Without any of its pictures, the listing below should be output exactly.

**SOURCE RECORDS**:

::::

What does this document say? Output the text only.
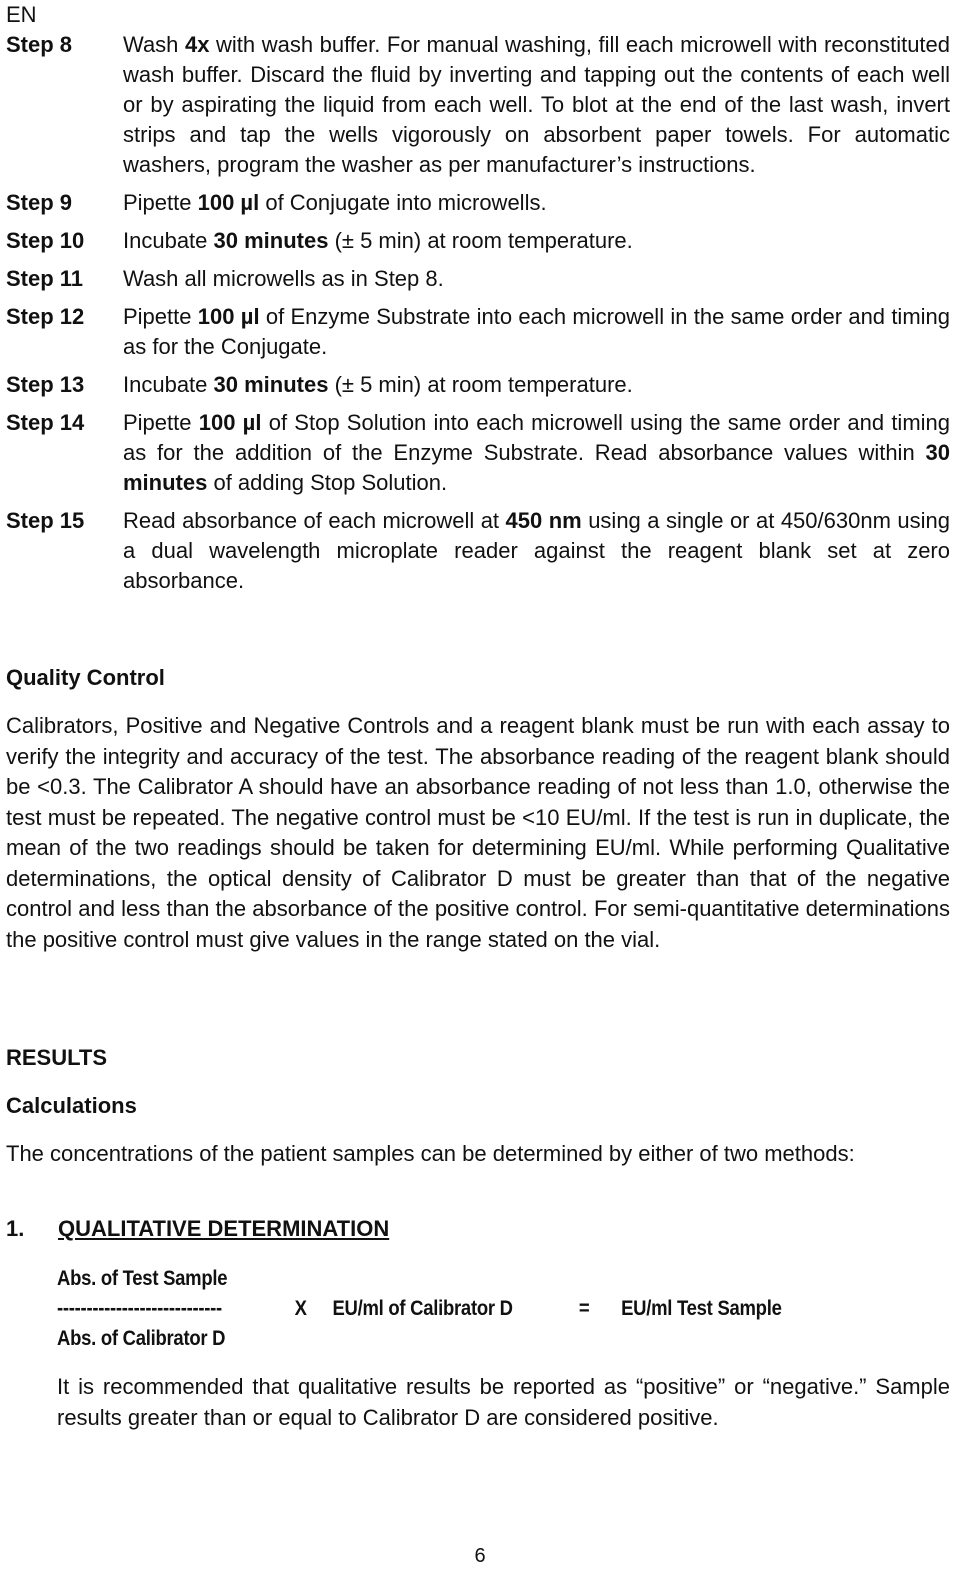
EN
Step 8	Wash 4x with wash buffer. For manual washing, fill each microwell with reconstituted wash buffer. Discard the fluid by inverting and tapping out the contents of each well or by aspirating the liquid from each well. To blot at the end of the last wash, invert strips and tap the wells vigorously on absorbent paper towels. For automatic washers, program the washer as per manufacturer’s instructions.
Step 9	Pipette 100 µl of Conjugate into microwells.
Step 10	Incubate 30 minutes (± 5 min) at room temperature.
Step 11	Wash all microwells as in Step 8.
Step 12	Pipette 100 µl of Enzyme Substrate into each microwell in the same order and timing as for the Conjugate.
Step 13	Incubate 30 minutes (± 5 min) at room temperature.
Step 14	Pipette 100 µl of Stop Solution into each microwell using the same order and timing as for the addition of the Enzyme Substrate. Read absorbance values within 30 minutes of adding Stop Solution.
Step 15	Read absorbance of each microwell at 450 nm using a single or at 450/630nm using a dual wavelength microplate reader against the reagent blank set at zero absorbance.
Quality Control
Calibrators, Positive and Negative Controls and a reagent blank must be run with each assay to verify the integrity and accuracy of the test. The absorbance reading of the reagent blank should be <0.3. The Calibrator A should have an absorbance reading of not less than 1.0, otherwise the test must be repeated. The negative control must be <10 EU/ml. If the test is run in duplicate, the mean of the two readings should be taken for determining EU/ml. While performing Qualitative determinations, the optical density of Calibrator D must be greater than that of the negative control and less than the absorbance of the positive control. For semi-quantitative determinations the positive control must give values in the range stated on the vial.
RESULTS
Calculations
The concentrations of the patient samples can be determined by either of two methods:
1. QUALITATIVE DETERMINATION
Abs. of Test Sample
----------------------------	X EU/ml of Calibrator D	= EU/ml Test Sample
Abs. of Calibrator D
It is recommended that qualitative results be reported as “positive” or “negative.” Sample results greater than or equal to Calibrator D are considered positive.
6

::::

**RESPONSE**:
What does this document say? Output the text only.
EN
Step 8	Wash 4x with wash buffer. For manual washing, fill each microwell with reconstituted wash buffer. Discard the fluid by inverting and tapping out the contents of each well or by aspirating the liquid from each well. To blot at the end of the last wash, invert strips and tap the wells vigorously on absorbent paper towels. For automatic washers, program the washer as per manufacturer’s instructions.
Step 9	Pipette 100 µl of Conjugate into microwells.
Step 10	Incubate 30 minutes (± 5 min) at room temperature.
Step 11	Wash all microwells as in Step 8.
Step 12	Pipette 100 µl of Enzyme Substrate into each microwell in the same order and timing as for the Conjugate.
Step 13	Incubate 30 minutes (± 5 min) at room temperature.
Step 14	Pipette 100 µl of Stop Solution into each microwell using the same order and timing as for the addition of the Enzyme Substrate. Read absorbance values within 30 minutes of adding Stop Solution.
Step 15	Read absorbance of each microwell at 450 nm using a single or at 450/630nm using a dual wavelength microplate reader against the reagent blank set at zero absorbance.
Quality Control
Calibrators, Positive and Negative Controls and a reagent blank must be run with each assay to verify the integrity and accuracy of the test. The absorbance reading of the reagent blank should be <0.3. The Calibrator A should have an absorbance reading of not less than 1.0, otherwise the test must be repeated. The negative control must be <10 EU/ml. If the test is run in duplicate, the mean of the two readings should be taken for determining EU/ml. While performing Qualitative determinations, the optical density of Calibrator D must be greater than that of the negative control and less than the absorbance of the positive control. For semi-quantitative determinations the positive control must give values in the range stated on the vial.
RESULTS
Calculations
The concentrations of the patient samples can be determined by either of two methods:
1. QUALITATIVE DETERMINATION
Abs. of Test Sample
----------------------------	X EU/ml of Calibrator D	= EU/ml Test Sample
Abs. of Calibrator D
It is recommended that qualitative results be reported as “positive” or “negative.” Sample results greater than or equal to Calibrator D are considered positive.
6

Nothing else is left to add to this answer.